Extracted data entries:
──────

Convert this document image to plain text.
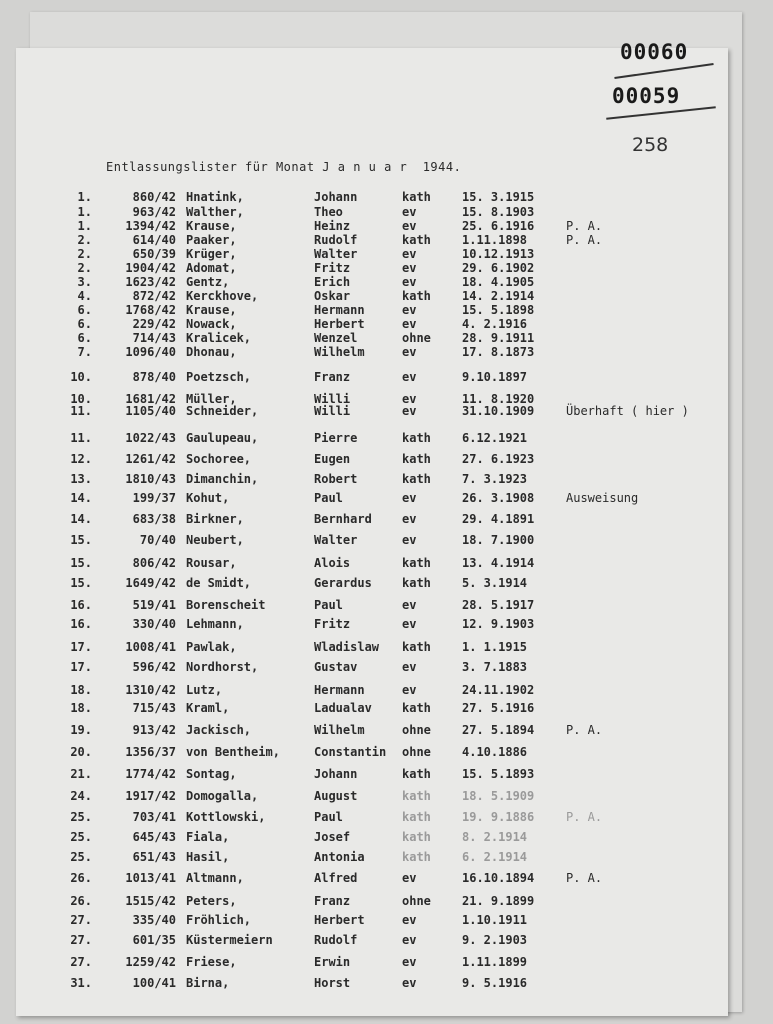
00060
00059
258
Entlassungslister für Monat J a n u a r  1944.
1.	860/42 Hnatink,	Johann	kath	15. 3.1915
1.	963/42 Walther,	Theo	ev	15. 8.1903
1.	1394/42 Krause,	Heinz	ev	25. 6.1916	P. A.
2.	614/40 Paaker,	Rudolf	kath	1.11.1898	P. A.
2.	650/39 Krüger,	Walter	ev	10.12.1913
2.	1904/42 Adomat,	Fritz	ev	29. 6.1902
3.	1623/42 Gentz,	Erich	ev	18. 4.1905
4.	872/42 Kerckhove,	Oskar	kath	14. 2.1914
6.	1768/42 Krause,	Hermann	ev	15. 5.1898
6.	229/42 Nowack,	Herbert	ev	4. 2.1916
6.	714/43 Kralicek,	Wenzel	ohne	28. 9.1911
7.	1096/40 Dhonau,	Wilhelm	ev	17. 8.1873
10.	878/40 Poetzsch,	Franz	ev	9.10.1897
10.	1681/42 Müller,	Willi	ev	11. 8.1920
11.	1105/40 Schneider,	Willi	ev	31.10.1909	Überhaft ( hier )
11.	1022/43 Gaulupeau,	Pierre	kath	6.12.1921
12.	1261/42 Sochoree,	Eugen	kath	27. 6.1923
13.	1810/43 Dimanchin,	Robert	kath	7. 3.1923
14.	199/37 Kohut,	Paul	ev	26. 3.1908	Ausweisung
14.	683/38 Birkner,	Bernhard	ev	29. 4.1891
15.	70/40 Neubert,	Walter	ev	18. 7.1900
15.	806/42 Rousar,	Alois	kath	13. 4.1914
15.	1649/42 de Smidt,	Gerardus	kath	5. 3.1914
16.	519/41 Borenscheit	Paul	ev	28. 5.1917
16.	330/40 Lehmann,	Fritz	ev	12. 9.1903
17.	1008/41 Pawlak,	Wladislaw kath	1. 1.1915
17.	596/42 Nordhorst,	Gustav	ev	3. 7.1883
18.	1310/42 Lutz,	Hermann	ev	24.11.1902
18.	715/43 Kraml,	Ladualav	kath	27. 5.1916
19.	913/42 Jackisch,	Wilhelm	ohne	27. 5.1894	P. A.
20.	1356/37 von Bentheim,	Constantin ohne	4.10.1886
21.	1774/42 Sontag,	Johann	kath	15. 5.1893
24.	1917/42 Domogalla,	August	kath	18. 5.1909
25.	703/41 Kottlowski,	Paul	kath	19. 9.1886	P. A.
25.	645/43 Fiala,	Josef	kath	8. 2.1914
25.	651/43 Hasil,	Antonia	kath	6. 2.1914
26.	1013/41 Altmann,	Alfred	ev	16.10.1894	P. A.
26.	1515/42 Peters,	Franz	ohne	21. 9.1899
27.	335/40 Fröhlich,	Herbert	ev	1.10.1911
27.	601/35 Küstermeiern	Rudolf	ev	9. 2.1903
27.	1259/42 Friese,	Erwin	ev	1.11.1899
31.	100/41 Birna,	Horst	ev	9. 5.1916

──────

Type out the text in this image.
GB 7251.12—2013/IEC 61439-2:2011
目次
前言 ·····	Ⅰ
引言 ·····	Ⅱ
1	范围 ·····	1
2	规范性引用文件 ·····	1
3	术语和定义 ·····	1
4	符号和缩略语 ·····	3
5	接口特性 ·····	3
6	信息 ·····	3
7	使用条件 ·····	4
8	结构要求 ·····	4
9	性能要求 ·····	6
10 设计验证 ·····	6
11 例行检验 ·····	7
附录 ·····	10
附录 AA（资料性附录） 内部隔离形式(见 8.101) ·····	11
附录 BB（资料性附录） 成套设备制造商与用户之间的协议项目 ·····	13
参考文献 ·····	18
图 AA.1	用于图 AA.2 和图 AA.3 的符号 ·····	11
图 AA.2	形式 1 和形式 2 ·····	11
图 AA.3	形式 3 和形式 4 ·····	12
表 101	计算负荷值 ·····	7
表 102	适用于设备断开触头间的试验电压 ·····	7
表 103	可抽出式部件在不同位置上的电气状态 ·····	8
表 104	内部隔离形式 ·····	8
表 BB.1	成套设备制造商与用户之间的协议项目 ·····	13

──────

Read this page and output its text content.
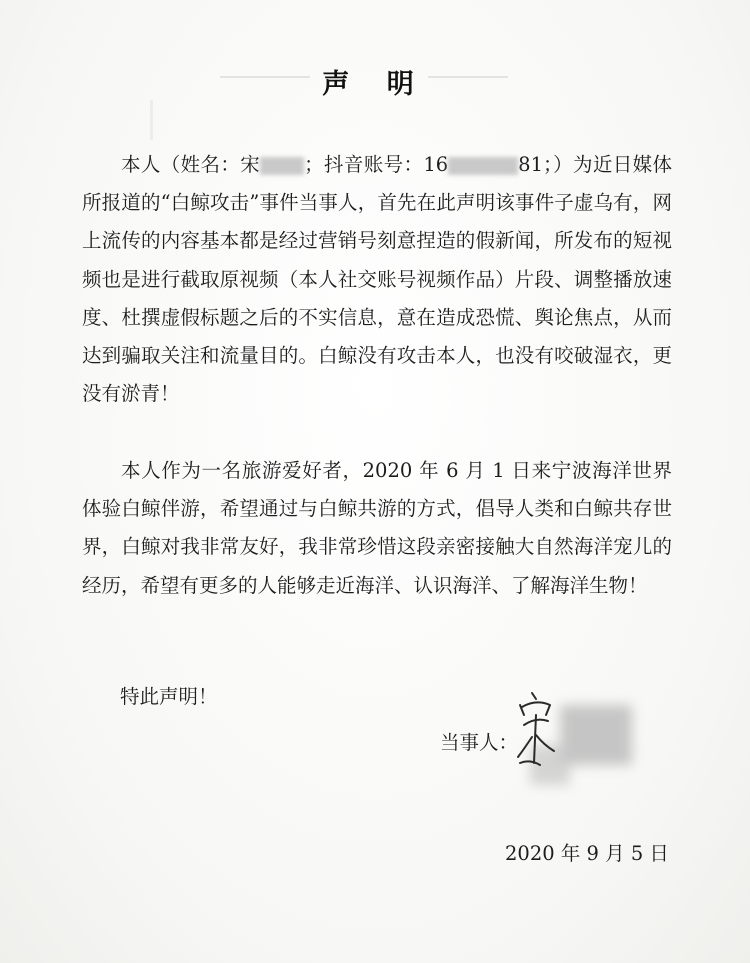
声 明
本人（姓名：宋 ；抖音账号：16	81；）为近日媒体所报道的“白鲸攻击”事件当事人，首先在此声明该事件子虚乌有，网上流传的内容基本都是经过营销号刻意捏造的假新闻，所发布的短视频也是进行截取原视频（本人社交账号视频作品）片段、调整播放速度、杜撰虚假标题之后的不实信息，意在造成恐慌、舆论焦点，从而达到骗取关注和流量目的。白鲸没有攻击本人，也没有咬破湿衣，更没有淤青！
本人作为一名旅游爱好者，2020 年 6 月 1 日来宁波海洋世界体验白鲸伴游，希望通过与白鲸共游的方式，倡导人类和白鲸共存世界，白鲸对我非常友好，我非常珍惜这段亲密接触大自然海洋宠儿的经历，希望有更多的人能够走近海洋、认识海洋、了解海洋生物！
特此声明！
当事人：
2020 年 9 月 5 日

──────

In the records above, locate the lines holding the word "Franz". Copy each of them.

10.	878/40 Poetzsch,	Franz	ev	9.10.1897
26.	1515/42 Peters,	Franz	ohne	21. 9.1899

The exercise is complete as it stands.